Exercise materials:
-- -- --

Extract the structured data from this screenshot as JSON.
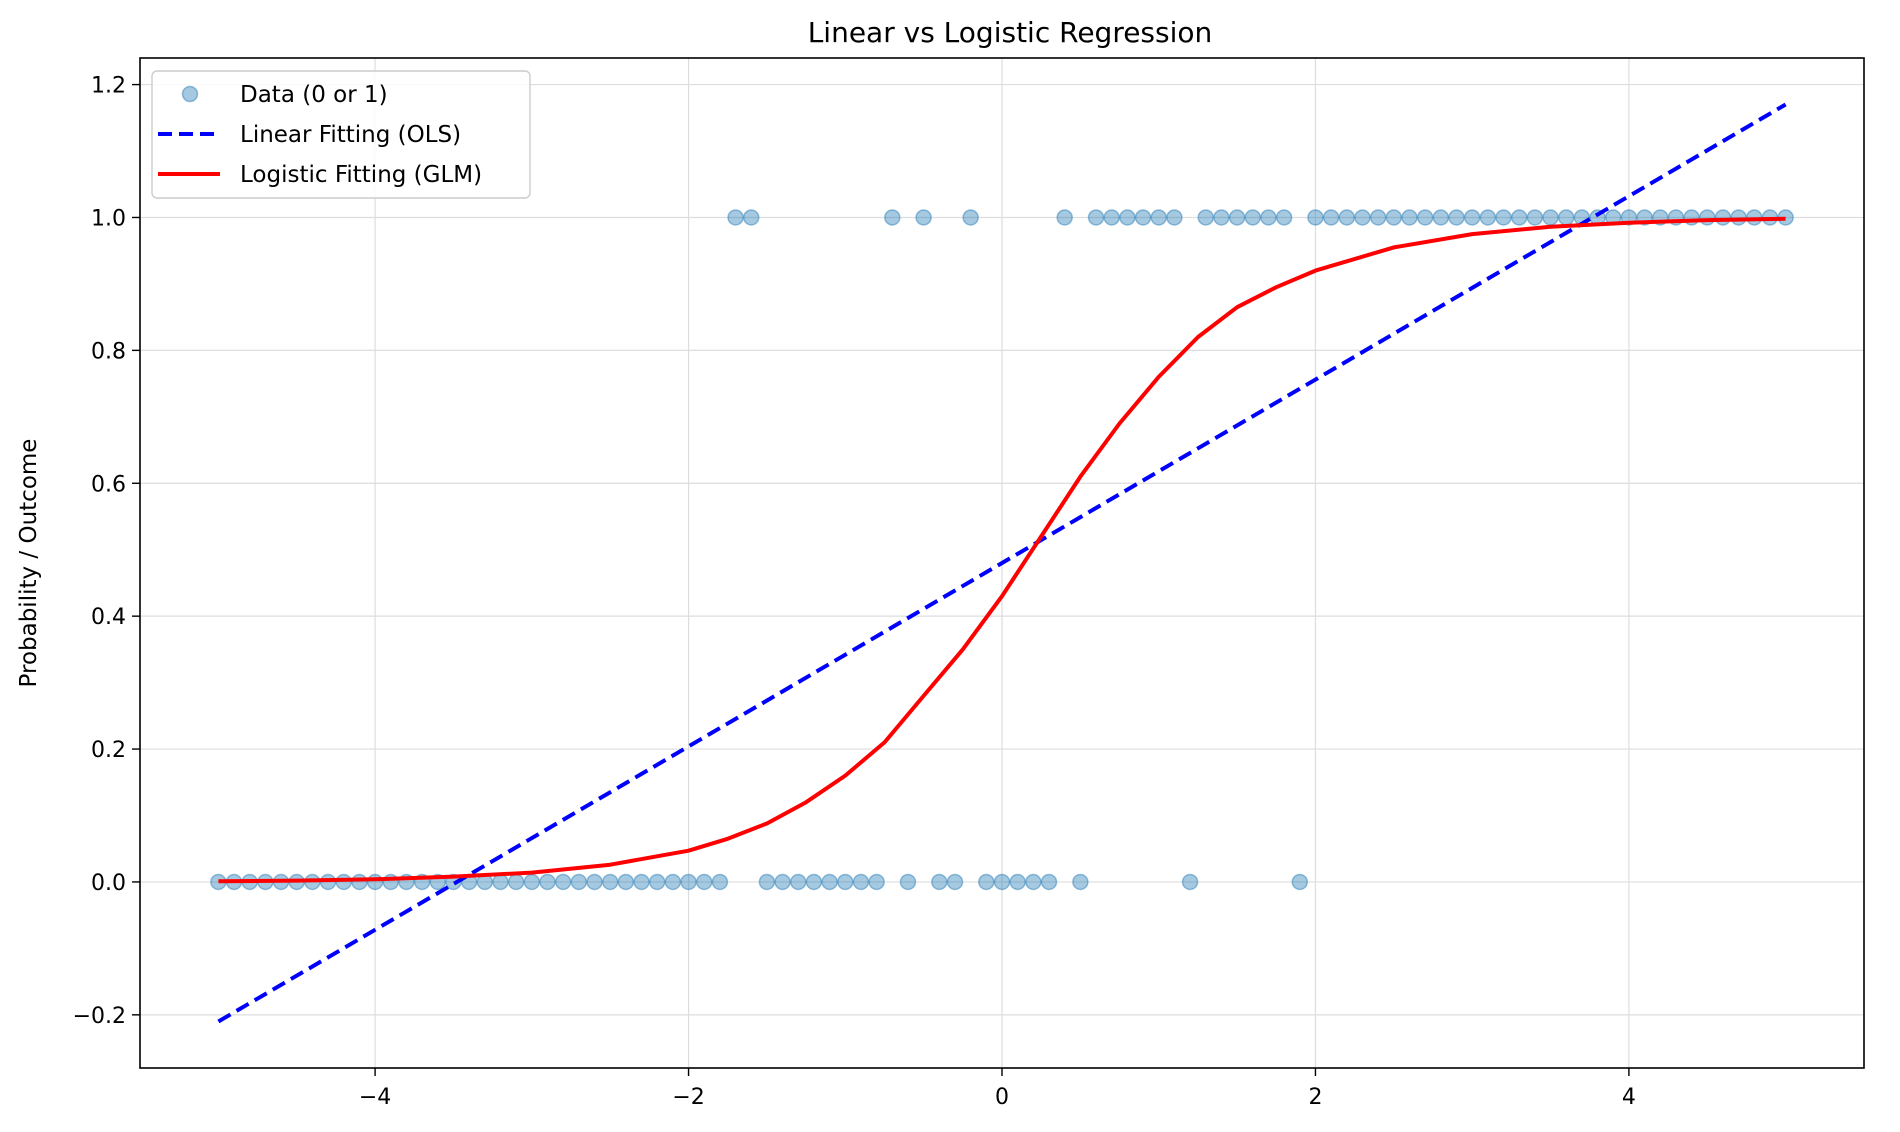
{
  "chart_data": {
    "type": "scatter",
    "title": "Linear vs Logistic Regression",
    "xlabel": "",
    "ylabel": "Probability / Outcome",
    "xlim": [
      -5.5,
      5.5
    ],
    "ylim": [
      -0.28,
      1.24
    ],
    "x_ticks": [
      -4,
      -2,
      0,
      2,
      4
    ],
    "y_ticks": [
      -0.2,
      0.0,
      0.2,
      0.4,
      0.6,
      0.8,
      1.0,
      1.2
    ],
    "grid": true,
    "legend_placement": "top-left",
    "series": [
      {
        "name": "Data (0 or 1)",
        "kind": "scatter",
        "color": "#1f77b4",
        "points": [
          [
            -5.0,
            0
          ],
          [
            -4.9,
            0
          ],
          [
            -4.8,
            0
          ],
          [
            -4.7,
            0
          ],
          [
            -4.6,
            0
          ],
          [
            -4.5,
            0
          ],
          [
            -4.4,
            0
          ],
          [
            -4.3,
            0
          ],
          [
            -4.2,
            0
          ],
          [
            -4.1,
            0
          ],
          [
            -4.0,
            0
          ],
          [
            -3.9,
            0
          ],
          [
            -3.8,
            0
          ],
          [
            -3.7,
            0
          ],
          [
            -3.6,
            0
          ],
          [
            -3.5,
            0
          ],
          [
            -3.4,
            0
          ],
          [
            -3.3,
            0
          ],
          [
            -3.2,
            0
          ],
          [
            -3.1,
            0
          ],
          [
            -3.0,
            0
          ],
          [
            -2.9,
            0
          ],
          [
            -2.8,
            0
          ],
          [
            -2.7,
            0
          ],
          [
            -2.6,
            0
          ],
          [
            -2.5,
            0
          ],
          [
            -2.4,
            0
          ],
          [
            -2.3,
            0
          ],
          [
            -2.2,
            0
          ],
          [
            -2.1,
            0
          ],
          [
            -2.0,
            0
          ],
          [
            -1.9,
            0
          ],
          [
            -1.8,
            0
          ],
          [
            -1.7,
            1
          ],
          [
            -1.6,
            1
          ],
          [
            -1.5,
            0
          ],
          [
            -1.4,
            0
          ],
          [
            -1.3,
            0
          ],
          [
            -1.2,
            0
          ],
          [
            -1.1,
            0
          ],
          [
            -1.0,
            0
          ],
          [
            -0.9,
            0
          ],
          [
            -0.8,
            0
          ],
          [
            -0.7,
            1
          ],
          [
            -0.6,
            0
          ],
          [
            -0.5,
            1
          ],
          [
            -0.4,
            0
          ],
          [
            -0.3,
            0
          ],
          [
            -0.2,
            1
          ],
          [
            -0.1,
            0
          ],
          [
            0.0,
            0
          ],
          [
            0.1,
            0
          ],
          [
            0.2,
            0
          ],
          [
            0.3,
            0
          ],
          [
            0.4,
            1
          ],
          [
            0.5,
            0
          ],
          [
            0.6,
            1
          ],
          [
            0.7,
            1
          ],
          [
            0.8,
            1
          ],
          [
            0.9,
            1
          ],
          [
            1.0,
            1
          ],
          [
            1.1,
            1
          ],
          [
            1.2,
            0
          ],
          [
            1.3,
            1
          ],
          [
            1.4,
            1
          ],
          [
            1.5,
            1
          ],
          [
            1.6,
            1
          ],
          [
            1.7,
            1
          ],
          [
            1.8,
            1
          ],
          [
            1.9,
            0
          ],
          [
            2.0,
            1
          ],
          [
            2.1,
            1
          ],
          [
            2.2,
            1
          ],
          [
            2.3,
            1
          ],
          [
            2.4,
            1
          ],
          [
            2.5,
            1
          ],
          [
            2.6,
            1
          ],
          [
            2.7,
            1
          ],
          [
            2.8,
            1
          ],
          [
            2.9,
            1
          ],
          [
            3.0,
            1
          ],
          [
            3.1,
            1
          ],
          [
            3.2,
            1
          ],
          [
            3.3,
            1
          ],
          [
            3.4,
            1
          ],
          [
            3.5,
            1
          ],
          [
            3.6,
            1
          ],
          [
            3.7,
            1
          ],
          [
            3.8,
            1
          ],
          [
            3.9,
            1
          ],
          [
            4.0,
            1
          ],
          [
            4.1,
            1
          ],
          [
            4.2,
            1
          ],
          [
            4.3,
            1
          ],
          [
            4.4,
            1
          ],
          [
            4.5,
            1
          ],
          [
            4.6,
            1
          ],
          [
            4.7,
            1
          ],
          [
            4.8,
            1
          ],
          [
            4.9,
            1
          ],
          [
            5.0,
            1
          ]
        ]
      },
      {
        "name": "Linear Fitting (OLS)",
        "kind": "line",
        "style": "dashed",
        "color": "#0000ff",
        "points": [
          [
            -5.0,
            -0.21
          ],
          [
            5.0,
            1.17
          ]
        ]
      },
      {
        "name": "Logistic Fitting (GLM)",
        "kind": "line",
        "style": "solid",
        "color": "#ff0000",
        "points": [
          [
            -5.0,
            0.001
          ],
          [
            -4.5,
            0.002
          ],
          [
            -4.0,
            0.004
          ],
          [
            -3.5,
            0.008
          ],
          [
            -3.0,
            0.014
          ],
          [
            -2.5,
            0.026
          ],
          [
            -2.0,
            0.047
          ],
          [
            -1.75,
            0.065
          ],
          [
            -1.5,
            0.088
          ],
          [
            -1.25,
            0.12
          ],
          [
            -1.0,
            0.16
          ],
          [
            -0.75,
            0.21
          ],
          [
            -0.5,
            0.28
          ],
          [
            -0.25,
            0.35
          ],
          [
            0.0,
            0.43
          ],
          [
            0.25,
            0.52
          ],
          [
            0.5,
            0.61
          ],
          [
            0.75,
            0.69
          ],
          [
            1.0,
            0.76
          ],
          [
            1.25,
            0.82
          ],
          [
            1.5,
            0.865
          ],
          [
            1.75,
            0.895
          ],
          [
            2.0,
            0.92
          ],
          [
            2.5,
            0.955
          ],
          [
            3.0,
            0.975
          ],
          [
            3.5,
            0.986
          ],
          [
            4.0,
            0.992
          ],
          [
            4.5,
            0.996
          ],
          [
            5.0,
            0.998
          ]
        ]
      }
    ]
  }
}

-- -- --

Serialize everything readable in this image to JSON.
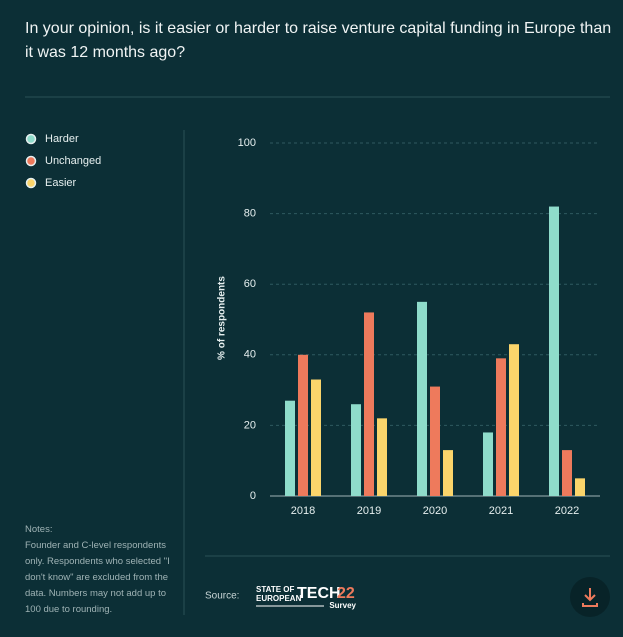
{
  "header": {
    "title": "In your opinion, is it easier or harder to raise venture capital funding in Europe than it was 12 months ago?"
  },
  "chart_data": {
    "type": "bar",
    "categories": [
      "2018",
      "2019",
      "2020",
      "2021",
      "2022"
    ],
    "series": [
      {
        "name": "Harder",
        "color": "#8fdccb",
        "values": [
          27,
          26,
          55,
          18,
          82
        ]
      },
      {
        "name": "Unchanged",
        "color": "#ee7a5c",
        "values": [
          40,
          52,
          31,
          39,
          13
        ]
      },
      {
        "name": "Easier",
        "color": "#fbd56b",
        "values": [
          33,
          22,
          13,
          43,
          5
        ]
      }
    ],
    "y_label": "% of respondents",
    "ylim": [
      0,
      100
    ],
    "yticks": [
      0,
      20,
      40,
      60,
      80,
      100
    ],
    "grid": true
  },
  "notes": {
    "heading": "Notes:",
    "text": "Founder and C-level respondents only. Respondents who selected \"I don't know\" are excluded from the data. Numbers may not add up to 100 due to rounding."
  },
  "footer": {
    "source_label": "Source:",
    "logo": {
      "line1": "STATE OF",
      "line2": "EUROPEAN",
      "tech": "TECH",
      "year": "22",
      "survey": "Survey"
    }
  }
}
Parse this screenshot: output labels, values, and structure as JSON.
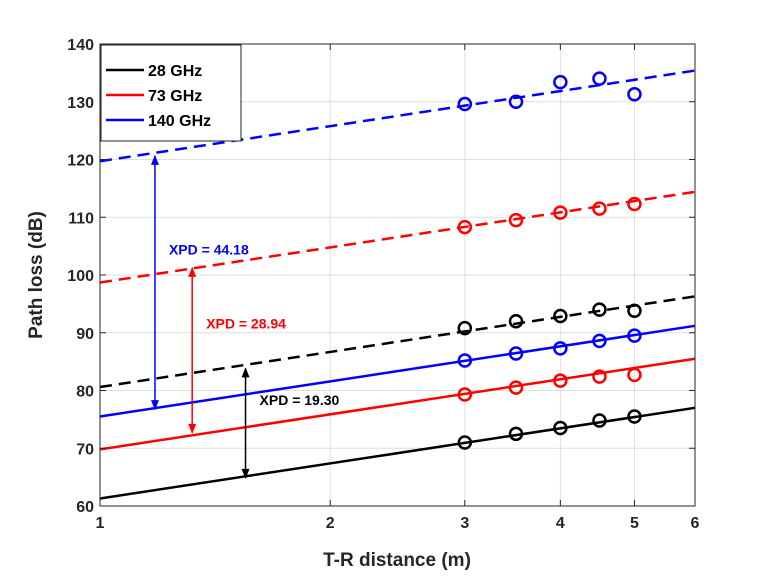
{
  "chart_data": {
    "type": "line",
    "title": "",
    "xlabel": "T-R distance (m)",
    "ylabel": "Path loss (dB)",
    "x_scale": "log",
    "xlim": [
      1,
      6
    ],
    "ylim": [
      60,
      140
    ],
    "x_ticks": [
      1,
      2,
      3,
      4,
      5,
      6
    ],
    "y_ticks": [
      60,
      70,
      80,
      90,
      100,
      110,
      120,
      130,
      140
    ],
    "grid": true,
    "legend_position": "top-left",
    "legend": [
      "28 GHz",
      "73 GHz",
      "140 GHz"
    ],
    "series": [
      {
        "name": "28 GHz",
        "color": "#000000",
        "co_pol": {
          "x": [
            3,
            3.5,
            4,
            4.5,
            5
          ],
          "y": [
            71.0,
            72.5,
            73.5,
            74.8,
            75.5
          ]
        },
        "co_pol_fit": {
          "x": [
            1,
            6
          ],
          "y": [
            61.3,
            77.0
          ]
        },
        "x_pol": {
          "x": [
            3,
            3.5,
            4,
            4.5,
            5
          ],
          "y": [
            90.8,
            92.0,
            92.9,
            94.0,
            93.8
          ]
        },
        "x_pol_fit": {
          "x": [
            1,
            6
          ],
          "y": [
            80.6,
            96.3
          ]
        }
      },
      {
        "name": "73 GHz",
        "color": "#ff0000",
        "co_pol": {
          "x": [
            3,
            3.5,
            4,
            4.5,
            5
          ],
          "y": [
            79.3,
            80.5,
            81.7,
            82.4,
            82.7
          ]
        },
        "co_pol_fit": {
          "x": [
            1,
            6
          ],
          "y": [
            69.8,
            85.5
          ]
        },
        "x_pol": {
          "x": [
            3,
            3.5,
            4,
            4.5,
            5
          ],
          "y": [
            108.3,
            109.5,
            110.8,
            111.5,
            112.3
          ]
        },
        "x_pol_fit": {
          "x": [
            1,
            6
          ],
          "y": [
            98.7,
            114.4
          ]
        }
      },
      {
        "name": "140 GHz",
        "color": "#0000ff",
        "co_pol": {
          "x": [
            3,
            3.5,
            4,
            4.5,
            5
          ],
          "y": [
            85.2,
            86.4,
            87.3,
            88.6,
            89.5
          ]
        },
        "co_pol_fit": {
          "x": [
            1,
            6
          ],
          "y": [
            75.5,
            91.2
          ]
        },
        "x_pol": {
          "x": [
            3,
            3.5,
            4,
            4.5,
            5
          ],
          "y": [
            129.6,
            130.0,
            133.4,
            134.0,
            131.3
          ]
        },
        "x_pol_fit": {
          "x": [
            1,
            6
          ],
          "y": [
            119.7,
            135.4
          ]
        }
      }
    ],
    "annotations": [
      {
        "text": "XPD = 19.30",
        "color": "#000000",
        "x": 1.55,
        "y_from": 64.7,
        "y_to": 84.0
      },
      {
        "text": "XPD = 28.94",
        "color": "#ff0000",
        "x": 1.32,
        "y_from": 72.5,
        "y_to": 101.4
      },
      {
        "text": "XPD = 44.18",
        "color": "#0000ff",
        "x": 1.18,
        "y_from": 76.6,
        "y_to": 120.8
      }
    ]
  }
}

-- -- --

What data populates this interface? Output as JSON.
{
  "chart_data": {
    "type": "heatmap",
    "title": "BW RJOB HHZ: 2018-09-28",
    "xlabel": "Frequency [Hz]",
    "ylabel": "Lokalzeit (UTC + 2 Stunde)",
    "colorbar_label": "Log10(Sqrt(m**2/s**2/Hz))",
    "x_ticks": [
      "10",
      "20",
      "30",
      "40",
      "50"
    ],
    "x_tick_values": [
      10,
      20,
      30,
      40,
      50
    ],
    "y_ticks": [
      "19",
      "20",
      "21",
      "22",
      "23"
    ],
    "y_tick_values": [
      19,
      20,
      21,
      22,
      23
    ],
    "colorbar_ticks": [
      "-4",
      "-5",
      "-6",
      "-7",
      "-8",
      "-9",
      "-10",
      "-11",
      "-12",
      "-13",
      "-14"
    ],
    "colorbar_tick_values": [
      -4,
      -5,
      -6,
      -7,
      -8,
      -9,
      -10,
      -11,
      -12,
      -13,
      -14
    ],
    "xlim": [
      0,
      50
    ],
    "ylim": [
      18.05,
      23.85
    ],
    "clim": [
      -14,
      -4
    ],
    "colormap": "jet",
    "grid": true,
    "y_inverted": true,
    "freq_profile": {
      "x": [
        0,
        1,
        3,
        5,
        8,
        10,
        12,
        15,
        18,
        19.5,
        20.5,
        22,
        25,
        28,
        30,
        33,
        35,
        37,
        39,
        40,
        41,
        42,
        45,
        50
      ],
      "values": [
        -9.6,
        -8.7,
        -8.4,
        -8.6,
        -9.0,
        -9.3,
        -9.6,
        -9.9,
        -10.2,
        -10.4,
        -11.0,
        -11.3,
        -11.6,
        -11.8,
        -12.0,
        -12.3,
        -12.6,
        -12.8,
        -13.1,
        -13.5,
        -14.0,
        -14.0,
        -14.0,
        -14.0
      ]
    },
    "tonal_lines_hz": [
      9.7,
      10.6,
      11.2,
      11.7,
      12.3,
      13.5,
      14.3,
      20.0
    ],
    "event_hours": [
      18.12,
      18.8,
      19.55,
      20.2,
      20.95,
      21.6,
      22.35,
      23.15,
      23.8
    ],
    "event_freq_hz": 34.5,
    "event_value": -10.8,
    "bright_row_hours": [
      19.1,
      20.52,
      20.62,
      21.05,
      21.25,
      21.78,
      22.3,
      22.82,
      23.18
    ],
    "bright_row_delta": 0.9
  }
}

-- -- --

Stated goal:
Determine how many lines in the listing above hold the word "text", answering with the number only.

Solution:
4